§ **The task**
In the listing below, count the lines containing the string "Vestfalijos" and state only the number.

□ □ □ □

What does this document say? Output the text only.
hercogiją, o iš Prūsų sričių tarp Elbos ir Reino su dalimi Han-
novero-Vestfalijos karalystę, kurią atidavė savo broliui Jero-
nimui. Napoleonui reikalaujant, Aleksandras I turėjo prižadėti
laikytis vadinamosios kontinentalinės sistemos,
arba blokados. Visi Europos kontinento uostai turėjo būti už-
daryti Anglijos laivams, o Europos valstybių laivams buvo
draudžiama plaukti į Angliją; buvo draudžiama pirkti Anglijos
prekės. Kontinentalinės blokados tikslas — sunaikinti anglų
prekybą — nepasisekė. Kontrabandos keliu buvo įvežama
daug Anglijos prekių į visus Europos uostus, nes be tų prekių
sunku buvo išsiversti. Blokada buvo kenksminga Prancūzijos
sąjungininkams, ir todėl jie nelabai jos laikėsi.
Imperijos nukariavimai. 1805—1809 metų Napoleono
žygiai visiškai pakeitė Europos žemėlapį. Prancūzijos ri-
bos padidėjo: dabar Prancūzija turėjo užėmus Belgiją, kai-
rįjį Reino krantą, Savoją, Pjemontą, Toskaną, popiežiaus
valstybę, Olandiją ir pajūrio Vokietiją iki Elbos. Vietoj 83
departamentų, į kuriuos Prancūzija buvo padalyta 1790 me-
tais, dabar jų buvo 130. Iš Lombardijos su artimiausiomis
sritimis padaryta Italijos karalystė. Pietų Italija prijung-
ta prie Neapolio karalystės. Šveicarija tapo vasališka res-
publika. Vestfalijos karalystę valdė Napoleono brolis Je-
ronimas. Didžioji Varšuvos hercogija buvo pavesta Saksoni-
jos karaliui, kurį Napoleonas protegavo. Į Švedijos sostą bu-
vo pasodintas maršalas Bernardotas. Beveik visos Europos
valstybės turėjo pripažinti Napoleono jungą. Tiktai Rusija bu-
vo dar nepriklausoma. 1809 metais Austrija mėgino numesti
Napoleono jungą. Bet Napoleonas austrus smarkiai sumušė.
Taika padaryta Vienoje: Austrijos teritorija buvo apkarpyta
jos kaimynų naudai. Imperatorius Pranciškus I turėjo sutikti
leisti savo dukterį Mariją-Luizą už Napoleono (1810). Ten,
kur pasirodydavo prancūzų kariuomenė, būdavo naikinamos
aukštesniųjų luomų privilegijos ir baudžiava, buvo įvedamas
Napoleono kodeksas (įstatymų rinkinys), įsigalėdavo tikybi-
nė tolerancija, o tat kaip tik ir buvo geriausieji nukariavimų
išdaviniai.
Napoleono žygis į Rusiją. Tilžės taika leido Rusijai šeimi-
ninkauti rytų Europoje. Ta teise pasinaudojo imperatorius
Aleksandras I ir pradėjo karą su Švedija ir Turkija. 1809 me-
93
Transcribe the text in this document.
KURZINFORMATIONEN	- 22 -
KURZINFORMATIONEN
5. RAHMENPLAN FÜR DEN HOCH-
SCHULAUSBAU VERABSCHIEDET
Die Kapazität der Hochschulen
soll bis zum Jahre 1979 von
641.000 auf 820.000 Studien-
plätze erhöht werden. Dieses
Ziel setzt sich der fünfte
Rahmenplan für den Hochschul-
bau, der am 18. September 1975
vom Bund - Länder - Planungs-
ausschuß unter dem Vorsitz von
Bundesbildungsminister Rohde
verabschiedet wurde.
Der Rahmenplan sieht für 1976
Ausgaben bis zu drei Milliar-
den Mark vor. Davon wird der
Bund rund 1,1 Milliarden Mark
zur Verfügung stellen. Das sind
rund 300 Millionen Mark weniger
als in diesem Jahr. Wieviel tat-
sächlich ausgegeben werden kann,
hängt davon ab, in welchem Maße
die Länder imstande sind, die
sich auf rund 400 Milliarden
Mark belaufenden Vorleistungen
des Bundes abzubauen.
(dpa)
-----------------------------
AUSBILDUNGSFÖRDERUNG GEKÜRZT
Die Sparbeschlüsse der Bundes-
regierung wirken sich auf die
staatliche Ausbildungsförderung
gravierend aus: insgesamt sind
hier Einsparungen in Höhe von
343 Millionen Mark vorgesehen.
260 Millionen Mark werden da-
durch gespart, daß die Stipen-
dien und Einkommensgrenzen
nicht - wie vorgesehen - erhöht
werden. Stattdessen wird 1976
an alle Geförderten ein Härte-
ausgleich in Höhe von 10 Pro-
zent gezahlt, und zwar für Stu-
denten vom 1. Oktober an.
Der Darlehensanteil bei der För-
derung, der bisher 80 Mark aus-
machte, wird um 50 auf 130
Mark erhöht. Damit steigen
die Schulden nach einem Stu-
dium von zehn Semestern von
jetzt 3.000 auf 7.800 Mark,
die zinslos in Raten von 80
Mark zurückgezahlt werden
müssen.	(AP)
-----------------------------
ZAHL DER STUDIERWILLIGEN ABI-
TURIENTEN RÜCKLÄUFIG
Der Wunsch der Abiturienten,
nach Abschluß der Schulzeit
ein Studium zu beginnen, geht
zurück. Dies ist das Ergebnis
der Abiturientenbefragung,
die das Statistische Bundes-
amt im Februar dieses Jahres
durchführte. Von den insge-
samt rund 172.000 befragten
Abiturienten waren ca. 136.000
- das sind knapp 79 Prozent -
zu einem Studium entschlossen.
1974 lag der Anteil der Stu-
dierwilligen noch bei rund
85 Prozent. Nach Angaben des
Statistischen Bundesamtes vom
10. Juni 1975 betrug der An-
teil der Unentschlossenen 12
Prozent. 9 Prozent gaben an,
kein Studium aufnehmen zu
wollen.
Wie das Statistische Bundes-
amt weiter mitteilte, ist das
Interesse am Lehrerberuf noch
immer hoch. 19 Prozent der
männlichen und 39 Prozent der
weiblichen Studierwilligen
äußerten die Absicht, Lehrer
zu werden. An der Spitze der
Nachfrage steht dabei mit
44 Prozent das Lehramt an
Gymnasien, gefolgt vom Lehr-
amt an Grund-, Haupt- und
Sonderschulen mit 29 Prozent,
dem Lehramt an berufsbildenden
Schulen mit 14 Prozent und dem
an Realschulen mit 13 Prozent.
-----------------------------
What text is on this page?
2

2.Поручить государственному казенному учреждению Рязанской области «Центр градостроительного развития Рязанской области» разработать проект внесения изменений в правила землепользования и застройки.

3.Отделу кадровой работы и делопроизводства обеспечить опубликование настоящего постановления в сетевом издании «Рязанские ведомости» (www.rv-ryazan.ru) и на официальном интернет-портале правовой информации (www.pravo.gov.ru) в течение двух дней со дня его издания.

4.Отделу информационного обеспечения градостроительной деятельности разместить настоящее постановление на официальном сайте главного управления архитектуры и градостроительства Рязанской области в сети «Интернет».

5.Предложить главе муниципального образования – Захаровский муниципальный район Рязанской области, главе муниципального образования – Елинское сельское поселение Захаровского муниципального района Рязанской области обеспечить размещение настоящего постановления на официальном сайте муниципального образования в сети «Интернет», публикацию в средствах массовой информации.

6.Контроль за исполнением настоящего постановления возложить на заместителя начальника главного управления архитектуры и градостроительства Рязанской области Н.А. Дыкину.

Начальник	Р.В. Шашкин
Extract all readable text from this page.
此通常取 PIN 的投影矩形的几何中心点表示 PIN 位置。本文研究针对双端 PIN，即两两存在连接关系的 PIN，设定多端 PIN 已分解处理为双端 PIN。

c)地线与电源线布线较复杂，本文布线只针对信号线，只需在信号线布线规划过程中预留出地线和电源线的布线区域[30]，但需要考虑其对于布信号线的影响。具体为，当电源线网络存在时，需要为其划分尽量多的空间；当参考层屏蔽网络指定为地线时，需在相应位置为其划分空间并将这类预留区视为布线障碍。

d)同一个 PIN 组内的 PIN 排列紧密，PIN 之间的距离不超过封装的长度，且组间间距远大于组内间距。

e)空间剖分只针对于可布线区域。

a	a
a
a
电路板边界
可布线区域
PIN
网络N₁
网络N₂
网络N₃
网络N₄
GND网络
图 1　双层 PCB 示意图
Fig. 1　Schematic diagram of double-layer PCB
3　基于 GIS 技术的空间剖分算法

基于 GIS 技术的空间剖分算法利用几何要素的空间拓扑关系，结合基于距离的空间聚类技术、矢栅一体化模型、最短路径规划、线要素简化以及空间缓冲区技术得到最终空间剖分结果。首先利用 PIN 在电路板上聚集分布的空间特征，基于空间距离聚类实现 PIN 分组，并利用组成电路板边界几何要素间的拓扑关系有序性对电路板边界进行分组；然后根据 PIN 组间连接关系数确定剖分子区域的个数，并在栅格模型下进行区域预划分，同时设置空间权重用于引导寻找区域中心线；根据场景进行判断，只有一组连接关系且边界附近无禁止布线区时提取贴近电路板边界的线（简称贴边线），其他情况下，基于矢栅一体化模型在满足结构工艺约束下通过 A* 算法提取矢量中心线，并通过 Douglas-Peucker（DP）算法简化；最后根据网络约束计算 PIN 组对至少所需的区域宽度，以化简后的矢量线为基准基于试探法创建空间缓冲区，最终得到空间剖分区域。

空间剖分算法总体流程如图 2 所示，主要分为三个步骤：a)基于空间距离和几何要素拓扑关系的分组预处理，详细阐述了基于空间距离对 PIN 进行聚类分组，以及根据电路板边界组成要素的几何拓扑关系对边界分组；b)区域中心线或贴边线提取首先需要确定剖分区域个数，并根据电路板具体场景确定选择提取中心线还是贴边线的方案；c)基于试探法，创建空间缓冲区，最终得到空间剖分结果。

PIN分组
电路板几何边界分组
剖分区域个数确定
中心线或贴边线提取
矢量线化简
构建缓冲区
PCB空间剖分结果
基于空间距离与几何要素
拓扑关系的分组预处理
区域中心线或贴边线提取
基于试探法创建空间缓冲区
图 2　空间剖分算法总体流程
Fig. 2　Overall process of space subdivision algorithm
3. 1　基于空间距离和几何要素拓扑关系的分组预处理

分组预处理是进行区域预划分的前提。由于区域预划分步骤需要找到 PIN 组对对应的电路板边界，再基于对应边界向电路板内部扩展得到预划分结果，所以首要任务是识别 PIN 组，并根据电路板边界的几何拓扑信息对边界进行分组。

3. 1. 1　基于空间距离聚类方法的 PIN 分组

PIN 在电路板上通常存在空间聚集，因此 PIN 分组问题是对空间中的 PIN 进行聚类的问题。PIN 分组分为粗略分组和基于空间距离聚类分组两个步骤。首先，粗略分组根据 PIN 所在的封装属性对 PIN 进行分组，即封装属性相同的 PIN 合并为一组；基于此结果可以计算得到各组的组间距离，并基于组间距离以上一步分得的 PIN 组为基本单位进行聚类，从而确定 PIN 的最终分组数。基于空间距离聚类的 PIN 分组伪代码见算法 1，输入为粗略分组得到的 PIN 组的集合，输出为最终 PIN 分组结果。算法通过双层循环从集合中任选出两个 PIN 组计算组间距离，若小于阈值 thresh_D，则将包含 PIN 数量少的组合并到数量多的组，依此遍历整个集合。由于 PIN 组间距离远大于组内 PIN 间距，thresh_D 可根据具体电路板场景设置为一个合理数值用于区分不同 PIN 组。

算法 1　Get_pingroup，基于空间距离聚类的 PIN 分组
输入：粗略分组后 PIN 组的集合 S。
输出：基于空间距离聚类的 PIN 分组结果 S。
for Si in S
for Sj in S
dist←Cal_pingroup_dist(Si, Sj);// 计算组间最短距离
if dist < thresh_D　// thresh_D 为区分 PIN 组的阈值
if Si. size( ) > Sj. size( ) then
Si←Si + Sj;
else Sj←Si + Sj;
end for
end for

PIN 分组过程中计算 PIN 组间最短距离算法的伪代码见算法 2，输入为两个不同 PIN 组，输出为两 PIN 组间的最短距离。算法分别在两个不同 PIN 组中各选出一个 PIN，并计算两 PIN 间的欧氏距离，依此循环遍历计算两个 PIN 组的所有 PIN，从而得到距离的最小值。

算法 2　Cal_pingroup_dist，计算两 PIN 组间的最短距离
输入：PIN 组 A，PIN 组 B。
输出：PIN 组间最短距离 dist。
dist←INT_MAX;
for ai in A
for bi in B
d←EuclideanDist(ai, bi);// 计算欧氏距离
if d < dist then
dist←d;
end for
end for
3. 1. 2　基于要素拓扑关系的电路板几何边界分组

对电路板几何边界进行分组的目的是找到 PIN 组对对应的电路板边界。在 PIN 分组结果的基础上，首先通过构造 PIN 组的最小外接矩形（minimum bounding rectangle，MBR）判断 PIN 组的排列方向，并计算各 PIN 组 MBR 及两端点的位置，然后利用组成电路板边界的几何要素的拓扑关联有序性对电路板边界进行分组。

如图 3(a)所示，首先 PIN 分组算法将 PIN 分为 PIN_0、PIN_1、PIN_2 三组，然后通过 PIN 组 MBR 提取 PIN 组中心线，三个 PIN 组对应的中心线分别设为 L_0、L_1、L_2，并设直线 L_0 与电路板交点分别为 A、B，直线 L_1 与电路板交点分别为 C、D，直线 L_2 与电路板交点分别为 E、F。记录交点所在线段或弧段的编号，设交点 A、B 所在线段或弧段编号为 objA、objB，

□ □ □ □

§ **Full response**
2